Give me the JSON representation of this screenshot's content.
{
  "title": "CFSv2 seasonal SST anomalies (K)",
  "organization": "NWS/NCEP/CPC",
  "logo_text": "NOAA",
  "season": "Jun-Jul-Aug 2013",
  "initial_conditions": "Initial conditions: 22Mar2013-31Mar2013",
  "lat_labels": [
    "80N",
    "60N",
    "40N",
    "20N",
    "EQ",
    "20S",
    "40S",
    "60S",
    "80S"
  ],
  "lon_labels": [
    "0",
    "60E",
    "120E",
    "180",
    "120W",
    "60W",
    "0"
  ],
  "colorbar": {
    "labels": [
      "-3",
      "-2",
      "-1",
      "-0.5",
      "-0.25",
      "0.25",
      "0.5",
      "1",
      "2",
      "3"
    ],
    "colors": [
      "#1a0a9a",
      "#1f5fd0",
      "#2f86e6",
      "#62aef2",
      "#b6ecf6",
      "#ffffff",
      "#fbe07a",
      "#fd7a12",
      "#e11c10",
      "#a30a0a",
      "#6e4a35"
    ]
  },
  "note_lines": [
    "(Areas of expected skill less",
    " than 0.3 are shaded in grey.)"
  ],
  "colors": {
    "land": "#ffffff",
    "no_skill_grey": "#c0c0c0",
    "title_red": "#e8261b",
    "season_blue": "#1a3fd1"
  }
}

******

TO DO – The records above should be restated word for word, please.

ANSWER TO THE TASK –
Give me the JSON representation of this screenshot's content.
{
  "title": "CFSv2 seasonal SST anomalies (K)",
  "organization": "NWS/NCEP/CPC",
  "logo_text": "NOAA",
  "season": "Jun-Jul-Aug 2013",
  "initial_conditions": "Initial conditions: 22Mar2013-31Mar2013",
  "lat_labels": [
    "80N",
    "60N",
    "40N",
    "20N",
    "EQ",
    "20S",
    "40S",
    "60S",
    "80S"
  ],
  "lon_labels": [
    "0",
    "60E",
    "120E",
    "180",
    "120W",
    "60W",
    "0"
  ],
  "colorbar": {
    "labels": [
      "-3",
      "-2",
      "-1",
      "-0.5",
      "-0.25",
      "0.25",
      "0.5",
      "1",
      "2",
      "3"
    ],
    "colors": [
      "#1a0a9a",
      "#1f5fd0",
      "#2f86e6",
      "#62aef2",
      "#b6ecf6",
      "#ffffff",
      "#fbe07a",
      "#fd7a12",
      "#e11c10",
      "#a30a0a",
      "#6e4a35"
    ]
  },
  "note_lines": [
    "(Areas of expected skill less",
    " than 0.3 are shaded in grey.)"
  ],
  "colors": {
    "land": "#ffffff",
    "no_skill_grey": "#c0c0c0",
    "title_red": "#e8261b",
    "season_blue": "#1a3fd1"
  }
}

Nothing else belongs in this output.